L’Alsace foisonne d’initiatives individuelles ou collectives qui révèlent un lien fort avec une tradition qui, loin de mourir, paraît renaître sous des formes inattendues, parfois même inconscientes. Deuxième partie.

Permanence de la tradition en Alsace, voyage du champ à l’assiette (2/3)

Région riche et attachée à sa culture singulière, carrefour entre la France et l’Allemagne, terre celte puis romaine et germanique, l’Alsace est entrée de plain-pied dans la mondialisation. Pourtant, ce territoire foisonne d’initiatives individuelles ou collectives qui révèlent un lien fort avec une tradition qui, loin de mourir, paraît renaître sous des formes inattendues, parfois même inconscientes. À travers l’exemple de l’alimentation, de l’agriculture jusqu’à la façon de cuisiner, nous essaierons de montrer à quel point ce sujet nous offre une actualité étonnante et réjouissante. Deuxième partie.

L’industrie agro-alimentaire : voilà bien un monde décrié aujourd’hui. Les scandales qui ont marqué les esprits ont fait naître une réflexion sur ce monde et la consommation qui en découle. Piètre qualité, massification de la production au détriment du goût, standardisation plutôt qu’expression singulière des terroirs, l’industrie agro-alimentaire semble représenter l’ennemi parfait de la tradition. Et pourtant, certains chefs d’entreprise, petits industriels parfois producteurs eux-mêmes, misent sur des fabrications et des transformations artisanales et ancestrales. La transformation alimentaire traditionnelle se fonde surtout sur la fermentation. Celle-ci, qu’elle soit lactique ou alcoolique, permet une conservation longue des aliments, nécessaire à une époque où, l’hiver, la production était quasi nulle. Nous verrons trois exemples qui reprennent ceux de l’article précédent : viticulteurs, choucroutiers et fromagers continueront la chaîne qui va du champ jusqu’à nos assiettes. Mais le pain, la bière ou la charcuterie demandent également un savoir-faire de fermentation, traditionnel et qui s’est perpétué, de façon artisanale ou industrielle.

La viticulture : l’excellence comme but

Les cuves en inox ont remplacé les tonneaux de chêne, à quelques exceptions près, et le pressoir à pieds a fait place au pressoir mécanique. Moins esthétique, moins poétique sans doute, mais une qualité assurée. La viticulture est devenue pour nombre de vignerons la recherche d’un produit standard, écoulable à large échelle dans la grande distribution. Le taux de sucre est strictement contrôlé pour que les bouteilles soient les mêmes d’une année sur l’autre, la fermentation arrêtée toujours au même moment, les intempéries compensées par une alchimie savante pour ne pas décevoir le consommateur. Pour d’autres, moins nombreux, passionnés et éveilleurs de vocations, la viticulture est une quête d’excellence, de perfection. Recherche d’arômes et de nuances, de robes colorées, de textures particulières. Pour ces vignerons, le vin sera chaque année différent, la pluie et le soleil donneront un grain de raisin gorgé de sucre ou d’eau, la fermentation révèlera des saveurs inconnues, le travail secret des levures offrira à l’homme un breuvage inoubliable. Si le vin est fabriqué en Alsace depuis le haut Moyen Âge, ces viticulteurs peuvent se réclamer d’un héritage plus ancien encore : celui des créateurs, voire celui des artistes.

[Entrées de disposition spatiale]

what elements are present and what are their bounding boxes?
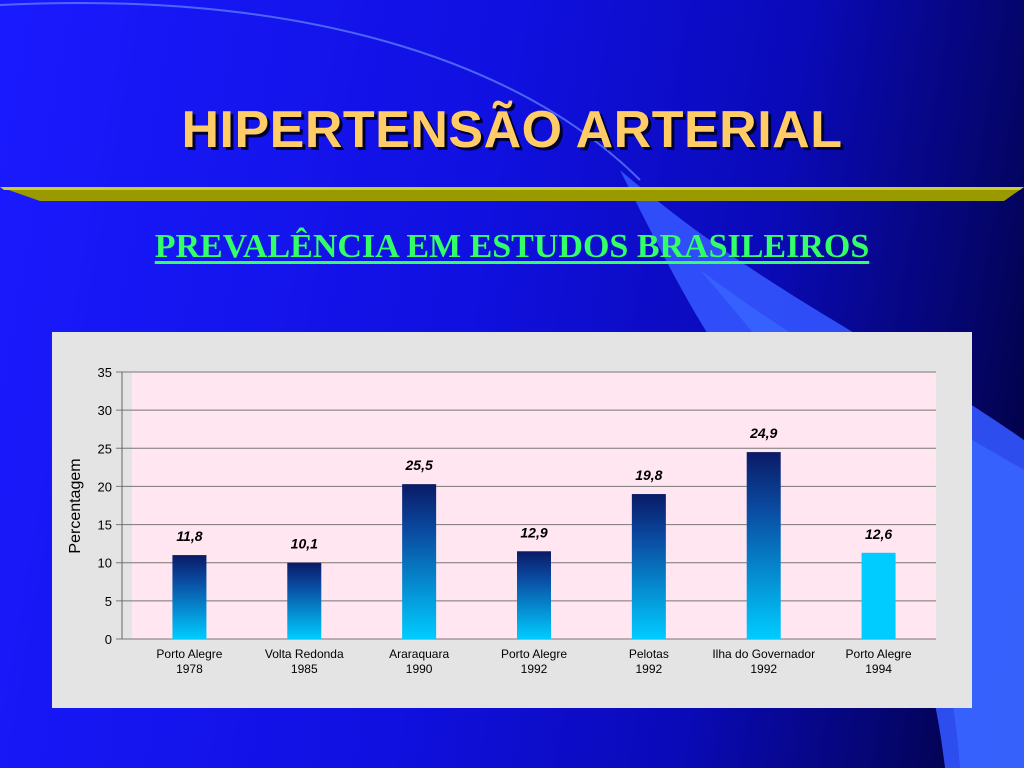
bar-5 [746,452,781,639]
y-tick-label: 20 [98,479,112,494]
x-category-label: Araraquara [389,647,449,661]
slide-subtitle: PREVALÊNCIA EM ESTUDOS BRASILEIROS [154,228,870,265]
x-category-label: Porto Alegre [501,647,567,661]
y-tick-label: 35 [98,365,112,380]
data-label: 12,9 [520,524,547,540]
bar-2 [402,484,437,639]
data-label: 19,8 [635,467,662,483]
x-category-year: 1992 [750,662,777,676]
y-axis-title: Percentagem [67,458,84,553]
x-category-label: Ilha do Governador [712,647,815,661]
y-tick-label: 15 [98,518,112,533]
slide-title: HIPERTENSÃO ARTERIAL [181,101,843,159]
x-category-year: 1994 [865,662,892,676]
bar-1 [287,562,322,639]
data-label: 11,8 [176,528,202,544]
x-category-year: 1992 [521,662,548,676]
x-category-label: Porto Alegre [156,647,222,661]
x-category-year: 1985 [291,662,318,676]
y-tick-label: 0 [105,632,112,647]
chart-panel: 0 5 10 15 20 25 30 35 11,8 Porto Alegre 1978 10,1 Vo… [52,332,972,708]
gridlines [116,371,936,640]
x-category-label: Pelotas [629,647,669,661]
x-category-label: Porto Alegre [846,647,912,661]
y-tick-label: 25 [98,441,112,456]
bar-3 [517,551,551,639]
bar-0 [172,555,207,639]
x-category-year: 1978 [176,662,203,676]
y-tick-label: 10 [98,556,112,571]
data-label: 12,6 [865,526,892,542]
bar-6 [861,552,896,639]
data-label: 25,5 [405,457,433,473]
y-tick-label: 30 [98,403,112,418]
x-category-year: 1990 [406,662,433,676]
data-label: 10,1 [291,536,318,552]
title-rule [0,187,1024,201]
x-category-label: Volta Redonda [265,647,344,661]
bars [172,452,896,639]
y-tick-label: 5 [105,594,112,609]
bar-4 [631,494,666,639]
data-label: 24,9 [749,425,777,441]
x-category-year: 1992 [636,662,663,676]
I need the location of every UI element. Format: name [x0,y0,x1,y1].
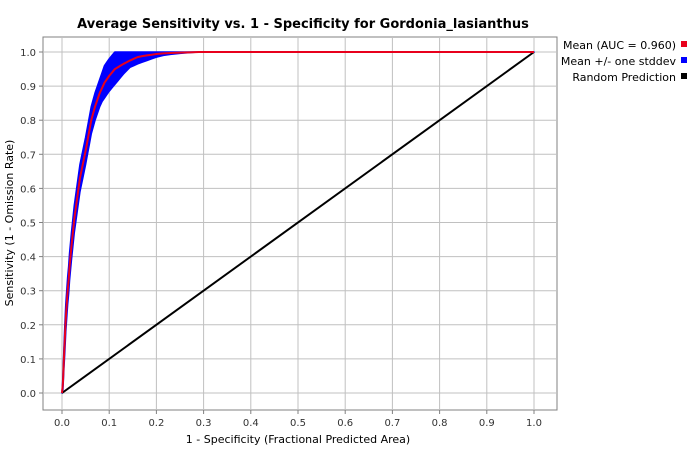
y-tick-label: 0.0 [20,389,36,400]
x-tick-label: 0.5 [290,418,306,429]
y-axis-label: Sensitivity (1 - Omission Rate) [3,140,16,307]
y-tick-label: 0.7 [20,150,36,161]
y-tick-label: 1.0 [20,48,36,59]
x-tick-label: 0.4 [243,418,259,429]
y-tick-label: 0.5 [20,219,36,230]
legend-label-stddev: Mean +/- one stddev [561,55,677,68]
y-tick-label: 0.4 [20,253,36,264]
y-tick-label: 0.2 [20,321,36,332]
legend-label-mean: Mean (AUC = 0.960) [563,39,676,52]
plot-area [42,36,558,411]
x-tick-label: 0.9 [479,418,495,429]
y-tick-label: 0.6 [20,184,36,195]
x-axis-ticks: 0.0 0.1 0.2 0.3 0.4 0.5 0.6 0.7 0.8 0.9 1.0 [54,410,542,429]
mean-roc-line [61,51,534,394]
x-axis-label: 1 - Specificity (Fractional Predicted Ar… [186,433,410,446]
x-tick-label: 0.2 [148,418,164,429]
x-tick-label: 0.1 [101,418,117,429]
x-tick-label: 1.0 [526,418,542,429]
legend-swatch-stddev [681,57,687,63]
series-layer [61,51,535,394]
x-tick-label: 0.8 [432,418,448,429]
x-tick-label: 0.0 [54,418,70,429]
y-tick-label: 0.9 [20,82,36,93]
x-tick-label: 0.3 [196,418,212,429]
y-axis-ticks: 0.0 0.1 0.2 0.3 0.4 0.5 0.6 0.7 0.8 0.9 1.0 [20,48,43,400]
x-tick-label: 0.7 [384,418,400,429]
legend: Mean (AUC = 0.960) Mean +/- one stddev R… [561,39,687,84]
x-tick-label: 0.6 [337,418,353,429]
y-tick-label: 0.8 [20,116,36,127]
chart-title: Average Sensitivity vs. 1 - Specificity … [77,17,529,32]
legend-label-random: Random Prediction [572,71,676,84]
legend-swatch-mean [681,41,687,47]
legend-swatch-random [681,73,687,79]
y-tick-label: 0.3 [20,287,36,298]
random-prediction-line [61,51,535,394]
y-tick-label: 0.1 [20,355,36,366]
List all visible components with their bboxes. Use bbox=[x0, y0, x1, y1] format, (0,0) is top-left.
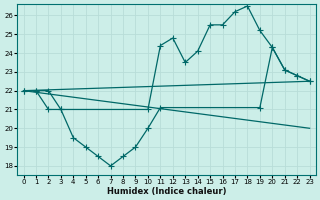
X-axis label: Humidex (Indice chaleur): Humidex (Indice chaleur) bbox=[107, 187, 226, 196]
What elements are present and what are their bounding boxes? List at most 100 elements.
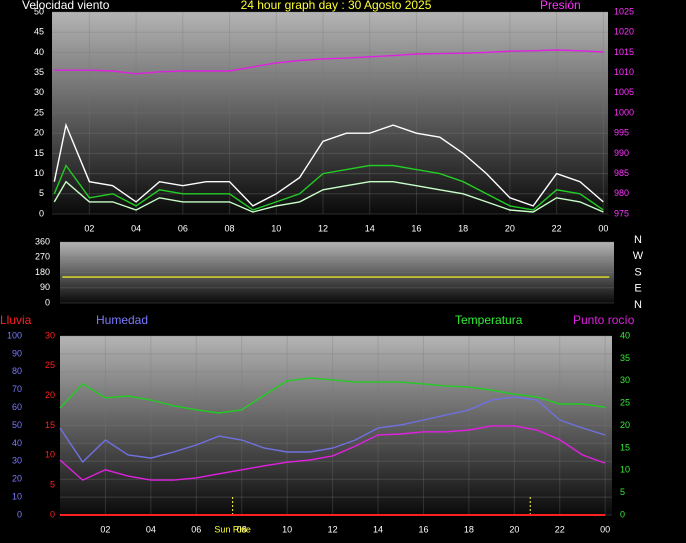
plot-area (60, 336, 612, 515)
y-tick-label: 40 (34, 47, 44, 57)
y-tick-label: 90 (12, 348, 22, 358)
y3-tick-label: 25 (45, 360, 55, 370)
x-tick-label: 10 (271, 223, 281, 233)
y2-tick-label: 1010 (614, 67, 634, 77)
y-tick-label: 90 (40, 282, 50, 292)
y-tick-label: 30 (12, 456, 22, 466)
y3-tick-label: 10 (45, 450, 55, 460)
x-tick-label: 00 (600, 524, 610, 534)
x-tick-label: 16 (418, 524, 428, 534)
x-tick-label: 14 (373, 524, 383, 534)
x-tick-label: 00 (598, 223, 608, 233)
x-tick-label: 06 (178, 223, 188, 233)
y2-tick-label: 1000 (614, 107, 634, 117)
x-tick-label: 14 (365, 223, 375, 233)
y-tick-label: 15 (34, 148, 44, 158)
series-line (59, 377, 606, 414)
x-tick-label: 22 (555, 524, 565, 534)
compass-label: N (634, 299, 642, 311)
y2-tick-label: 990 (614, 148, 629, 158)
plot-area (52, 12, 608, 214)
plot-area (60, 242, 614, 303)
y2-tick-label: 5 (620, 487, 625, 497)
y2-tick-label: 40 (620, 330, 630, 340)
series-line (54, 49, 604, 75)
y-tick-label: 70 (12, 384, 22, 394)
series-line (59, 396, 606, 464)
x-tick-label: 04 (146, 524, 156, 534)
series-line (59, 425, 606, 481)
y-tick-label: 10 (34, 168, 44, 178)
legend-entry: Presión (540, 0, 581, 12)
wind-label: Velocidad viento (22, 0, 110, 12)
y3-tick-label: 15 (45, 420, 55, 430)
chart-title: 24 hour graph day : 30 Agosto 2025 (241, 0, 432, 12)
y2-tick-label: 975 (614, 208, 629, 218)
series-line (53, 180, 604, 213)
compass-label: E (634, 283, 641, 295)
y-tick-label: 0 (45, 297, 50, 307)
y2-tick-label: 1020 (614, 27, 634, 37)
y3-tick-label: 30 (45, 330, 55, 340)
legend-entry: Lluvia (0, 313, 32, 327)
y2-tick-label: 1005 (614, 87, 634, 97)
x-tick-label: 20 (509, 524, 519, 534)
y2-tick-label: 10 (620, 465, 630, 475)
y-tick-label: 30 (34, 87, 44, 97)
x-tick-label: 16 (411, 223, 421, 233)
y-tick-label: 0 (39, 208, 44, 218)
x-tick-label: 12 (328, 524, 338, 534)
y-tick-label: 60 (12, 402, 22, 412)
y2-tick-label: 20 (620, 420, 630, 430)
x-tick-label: 04 (131, 223, 141, 233)
y-tick-label: 25 (34, 107, 44, 117)
y2-tick-label: 15 (620, 442, 630, 452)
y2-tick-label: 980 (614, 188, 629, 198)
y-tick-label: 80 (12, 366, 22, 376)
x-tick-label: 18 (464, 524, 474, 534)
x-tick-label: 10 (282, 524, 292, 534)
y2-tick-label: 30 (620, 375, 630, 385)
y2-tick-label: 1025 (614, 6, 634, 16)
y3-tick-label: 0 (50, 509, 55, 519)
legend-entry: Humedad (96, 313, 148, 327)
y2-tick-label: 1015 (614, 47, 634, 57)
y-tick-label: 45 (34, 27, 44, 37)
x-tick-label: 02 (100, 524, 110, 534)
x-tick-label: 08 (225, 223, 235, 233)
x-tick-label: 12 (318, 223, 328, 233)
y-tick-label: 0 (17, 509, 22, 519)
y-tick-label: 100 (7, 330, 22, 340)
x-tick-label: 20 (505, 223, 515, 233)
y2-tick-label: 25 (620, 398, 630, 408)
y-tick-label: 40 (12, 438, 22, 448)
legend-entry: Punto rocío (573, 313, 635, 327)
y-tick-label: 10 (12, 491, 22, 501)
series-line (53, 164, 604, 211)
compass-label: N (634, 234, 642, 246)
y-tick-label: 180 (35, 267, 50, 277)
x-tick-label: 18 (458, 223, 468, 233)
y-tick-label: 50 (12, 420, 22, 430)
y3-tick-label: 20 (45, 390, 55, 400)
y-tick-label: 270 (35, 252, 50, 262)
legend-entry: Temperatura (455, 313, 523, 327)
y-tick-label: 360 (35, 236, 50, 246)
y2-tick-label: 985 (614, 168, 629, 178)
x-tick-label: 02 (84, 223, 94, 233)
annotation: Sun Rise (214, 524, 251, 534)
y-tick-label: 35 (34, 67, 44, 77)
y3-tick-label: 5 (50, 480, 55, 490)
compass-label: W (633, 250, 644, 262)
y-tick-label: 20 (34, 128, 44, 138)
y2-tick-label: 0 (620, 509, 625, 519)
series-line (53, 122, 604, 207)
y-tick-label: 50 (34, 6, 44, 16)
x-tick-label: 22 (552, 223, 562, 233)
y-tick-label: 20 (12, 474, 22, 484)
compass-label: S (634, 266, 641, 278)
x-tick-label: 06 (191, 524, 201, 534)
y2-tick-label: 35 (620, 353, 630, 363)
y-tick-label: 5 (39, 188, 44, 198)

Exercices à résoudre:
[1] Répondez à ces questions sur le texte consacré à la tradition en Alsace.
(a) Sur quoi se fonde surtout la transformation alimentaire traditionnelle ?
(b) Qu’est-ce qui a remplacé les tonneaux de chêne, à quelques exceptions près ?
(c) Depuis quand le vin est-il fabriqué en Alsace ?
[2] Recopiez le passage du texte consacré à la tradition en Alsace qui commence à « L’Alsace foisonne d’initiatives » et se termine à « réjouissante. Deuxième partie. ».
Les lignes ne sont pas nécessaires pour ce travail.

Résultats obtenus:
[1]
(a) Sur la fermentation.
(b) Les cuves en inox.
(c) Depuis le haut Moyen Âge.

[2]
L’Alsace foisonne d’initiatives individuelles ou collectives qui révèlent un lien fort avec une tradition qui, loin de mourir, paraît renaître sous des formes inattendues, parfois même inconscientes. Deuxième partie.

Permanence de la tradition en Alsace, voyage du champ à l’assiette (2/3)

Région riche et attachée à sa culture singulière, carrefour entre la France et l’Allemagne, terre celte puis romaine et germanique, l’Alsace est entrée de plain-pied dans la mondialisation. Pourtant, ce territoire foisonne d’initiatives individuelles ou collectives qui révèlent un lien fort avec une tradition qui, loin de mourir, paraît renaître sous des formes inattendues, parfois même inconscientes. À travers l’exemple de l’alimentation, de l’agriculture jusqu’à la façon de cuisiner, nous essaierons de montrer à quel point ce sujet nous offre une actualité étonnante et réjouissante. Deuxième partie.